Stated task :: Work through the records below and tally every line containing "name". Reply with the total alone.

Records ::
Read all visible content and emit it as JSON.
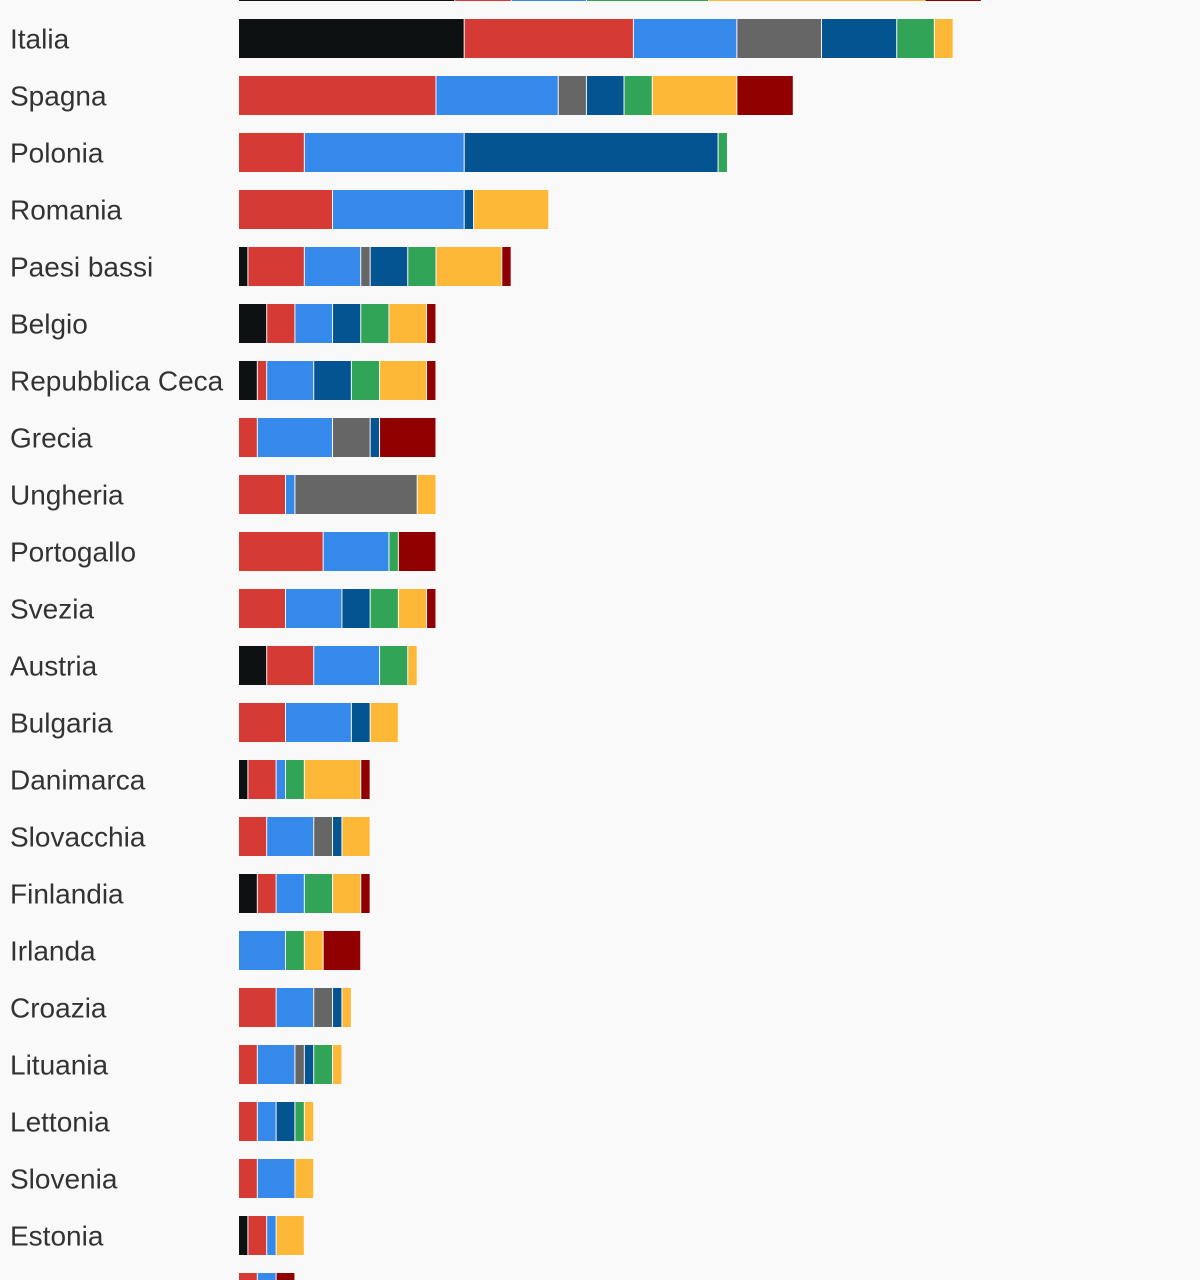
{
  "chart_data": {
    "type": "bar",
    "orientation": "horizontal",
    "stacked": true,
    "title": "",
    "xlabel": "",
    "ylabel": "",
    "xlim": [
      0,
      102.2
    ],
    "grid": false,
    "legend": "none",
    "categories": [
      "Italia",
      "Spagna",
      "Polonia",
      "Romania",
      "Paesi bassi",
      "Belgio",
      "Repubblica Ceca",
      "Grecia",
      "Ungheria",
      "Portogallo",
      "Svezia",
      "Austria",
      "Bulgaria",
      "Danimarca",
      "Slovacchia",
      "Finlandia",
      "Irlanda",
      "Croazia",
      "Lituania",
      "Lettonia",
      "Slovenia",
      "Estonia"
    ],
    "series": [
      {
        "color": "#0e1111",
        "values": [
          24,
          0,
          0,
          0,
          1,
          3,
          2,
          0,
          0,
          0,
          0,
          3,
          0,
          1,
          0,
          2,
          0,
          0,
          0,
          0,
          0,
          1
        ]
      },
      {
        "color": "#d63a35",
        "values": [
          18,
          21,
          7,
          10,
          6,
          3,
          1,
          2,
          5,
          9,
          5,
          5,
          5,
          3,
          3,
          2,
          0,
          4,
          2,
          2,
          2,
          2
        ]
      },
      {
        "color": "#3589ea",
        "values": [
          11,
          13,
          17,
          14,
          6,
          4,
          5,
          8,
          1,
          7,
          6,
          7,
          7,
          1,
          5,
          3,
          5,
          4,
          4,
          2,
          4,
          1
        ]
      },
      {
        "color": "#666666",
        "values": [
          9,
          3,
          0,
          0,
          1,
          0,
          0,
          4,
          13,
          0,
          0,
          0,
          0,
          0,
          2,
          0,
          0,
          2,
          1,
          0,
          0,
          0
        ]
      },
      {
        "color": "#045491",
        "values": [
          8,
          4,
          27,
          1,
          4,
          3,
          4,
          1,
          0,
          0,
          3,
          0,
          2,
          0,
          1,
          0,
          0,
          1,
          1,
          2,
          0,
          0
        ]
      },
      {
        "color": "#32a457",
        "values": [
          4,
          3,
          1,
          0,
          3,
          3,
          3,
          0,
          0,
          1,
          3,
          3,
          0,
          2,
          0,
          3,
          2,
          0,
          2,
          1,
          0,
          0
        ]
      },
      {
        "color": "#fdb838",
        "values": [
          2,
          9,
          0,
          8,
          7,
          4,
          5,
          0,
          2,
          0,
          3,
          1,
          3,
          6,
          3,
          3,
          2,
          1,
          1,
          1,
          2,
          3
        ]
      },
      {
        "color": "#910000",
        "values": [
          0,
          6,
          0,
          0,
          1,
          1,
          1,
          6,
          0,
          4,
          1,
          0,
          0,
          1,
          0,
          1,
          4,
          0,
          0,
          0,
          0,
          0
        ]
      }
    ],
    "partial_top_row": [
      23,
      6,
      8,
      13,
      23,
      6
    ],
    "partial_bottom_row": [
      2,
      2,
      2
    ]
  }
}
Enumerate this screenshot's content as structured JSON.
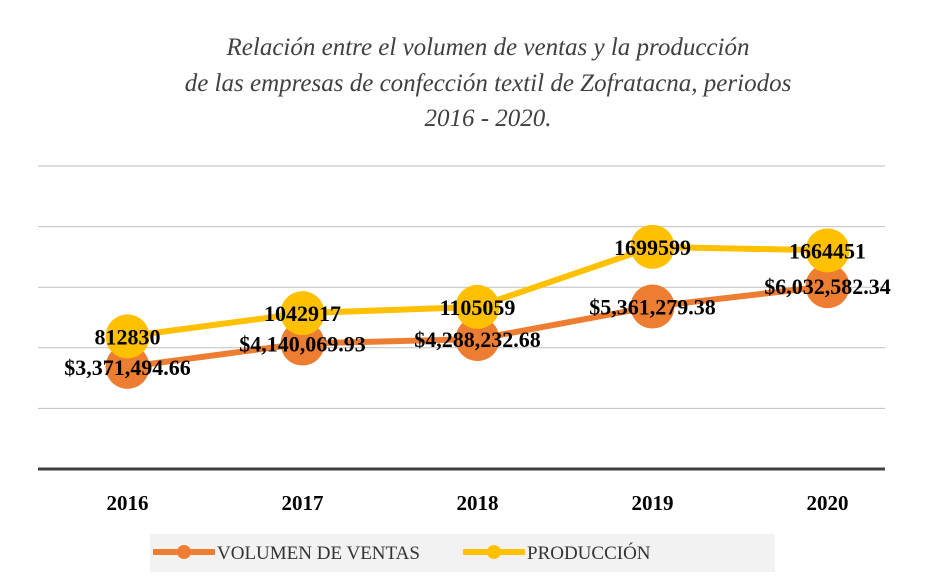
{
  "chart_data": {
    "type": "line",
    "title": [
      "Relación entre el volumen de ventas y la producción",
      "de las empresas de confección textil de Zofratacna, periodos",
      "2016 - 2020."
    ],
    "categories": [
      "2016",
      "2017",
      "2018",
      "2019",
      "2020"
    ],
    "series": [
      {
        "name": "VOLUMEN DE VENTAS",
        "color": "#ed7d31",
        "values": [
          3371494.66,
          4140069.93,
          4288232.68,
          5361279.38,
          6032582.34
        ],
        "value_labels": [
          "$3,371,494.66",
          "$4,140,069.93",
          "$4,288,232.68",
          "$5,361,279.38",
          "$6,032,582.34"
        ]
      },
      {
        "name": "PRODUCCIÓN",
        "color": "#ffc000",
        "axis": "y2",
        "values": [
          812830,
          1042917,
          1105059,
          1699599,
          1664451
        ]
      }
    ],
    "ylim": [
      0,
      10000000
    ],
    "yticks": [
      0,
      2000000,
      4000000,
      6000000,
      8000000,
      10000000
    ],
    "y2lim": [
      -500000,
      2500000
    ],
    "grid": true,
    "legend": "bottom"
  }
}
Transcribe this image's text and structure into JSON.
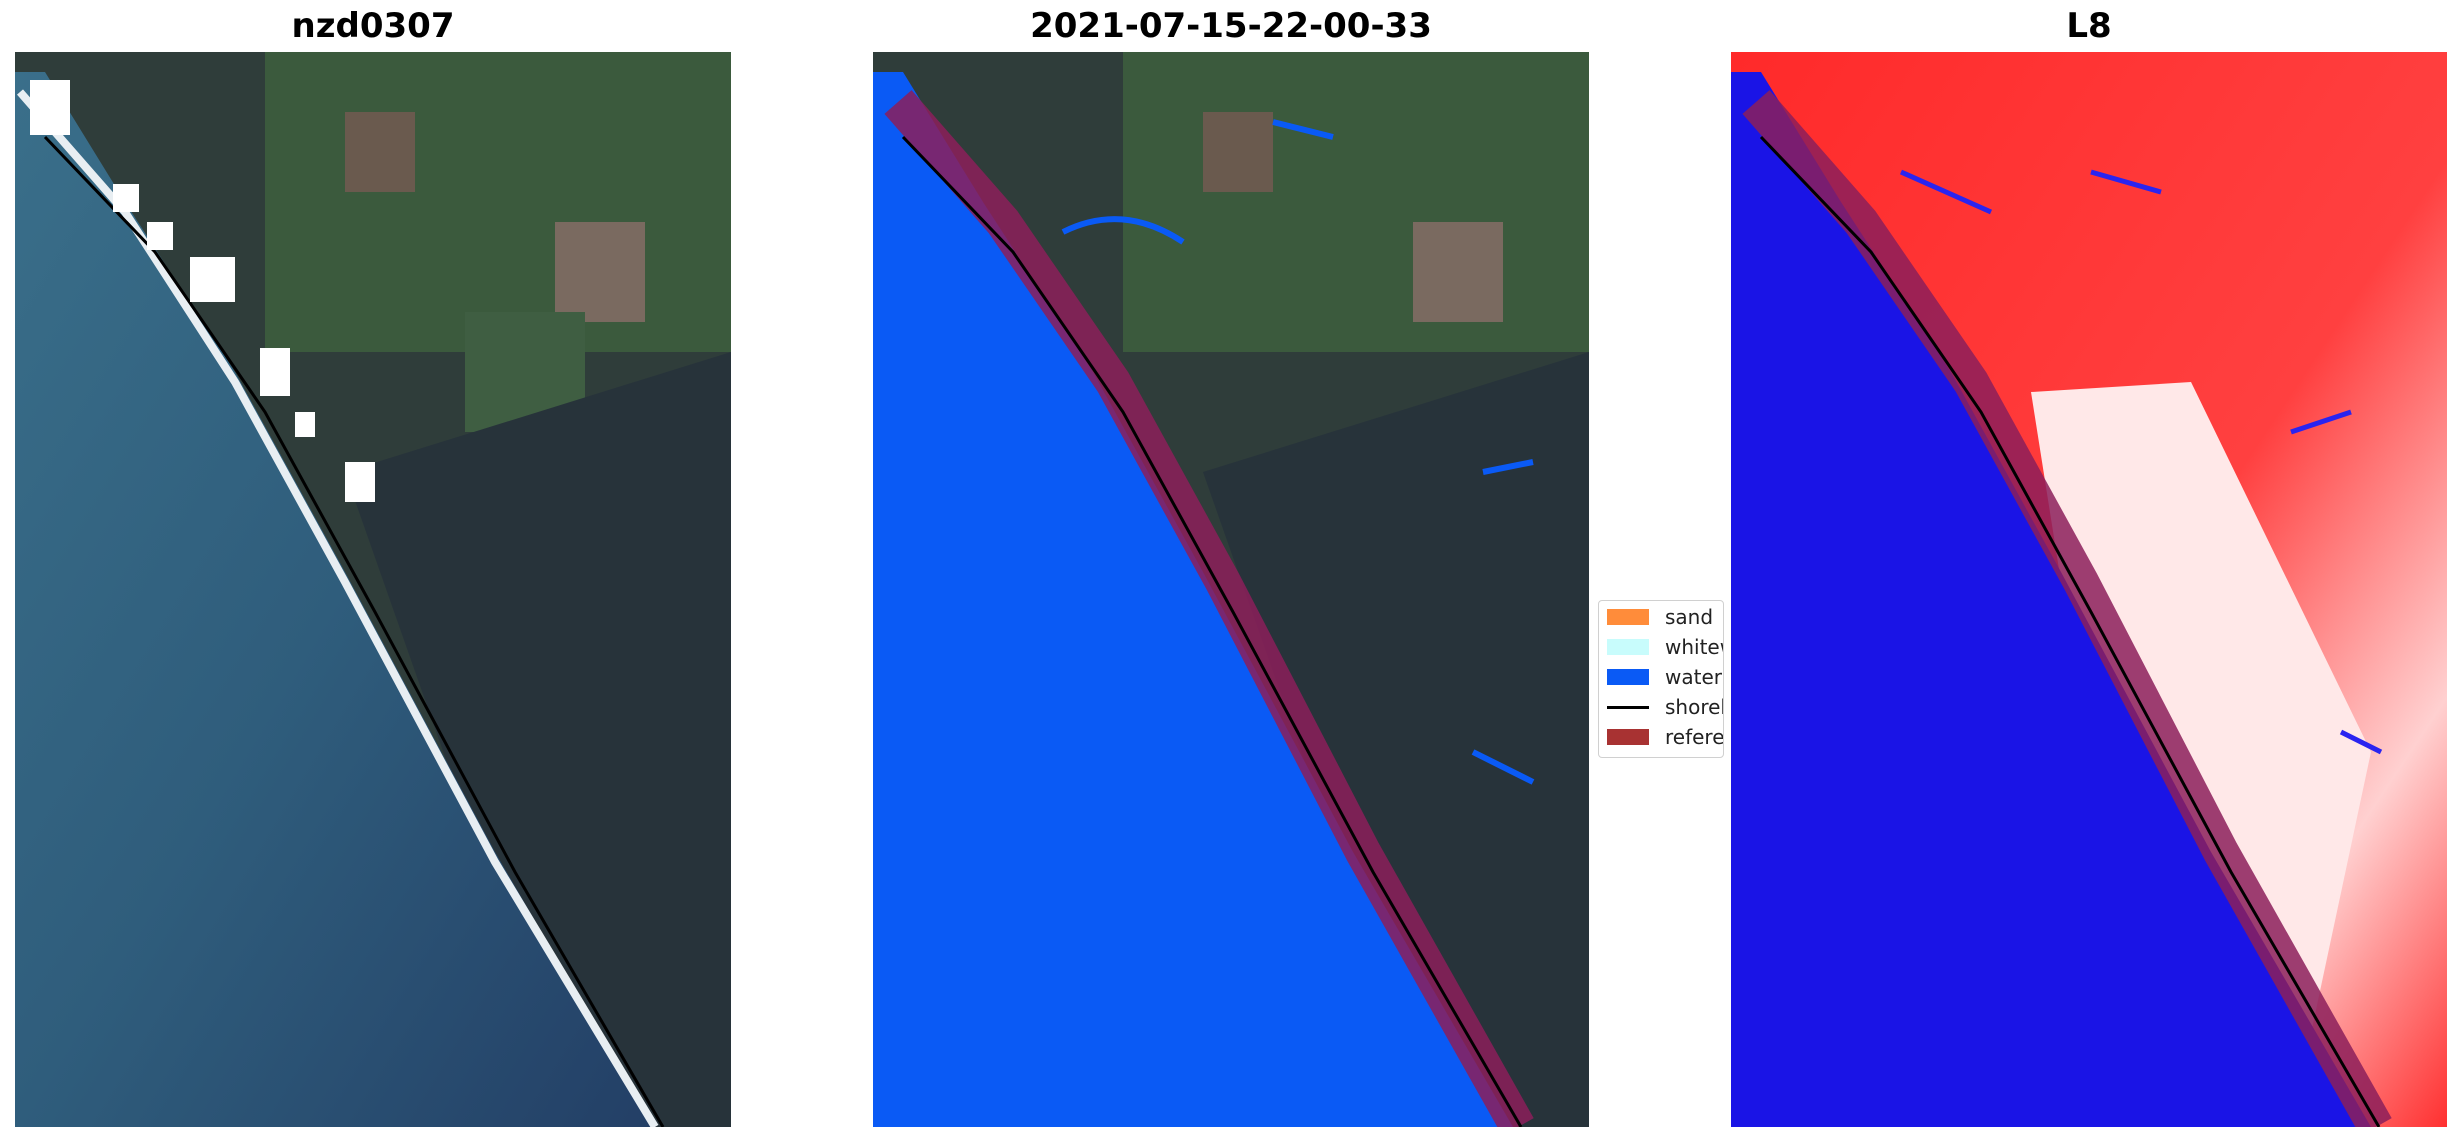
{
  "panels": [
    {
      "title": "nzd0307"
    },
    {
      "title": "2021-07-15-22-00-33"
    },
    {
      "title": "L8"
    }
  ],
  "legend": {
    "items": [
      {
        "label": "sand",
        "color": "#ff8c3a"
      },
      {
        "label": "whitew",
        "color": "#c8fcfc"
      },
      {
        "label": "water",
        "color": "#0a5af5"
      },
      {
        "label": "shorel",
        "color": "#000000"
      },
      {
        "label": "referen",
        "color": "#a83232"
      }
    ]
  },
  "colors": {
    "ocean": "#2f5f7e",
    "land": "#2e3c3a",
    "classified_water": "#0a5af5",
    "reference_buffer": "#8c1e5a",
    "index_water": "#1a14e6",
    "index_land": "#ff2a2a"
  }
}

The response :: 2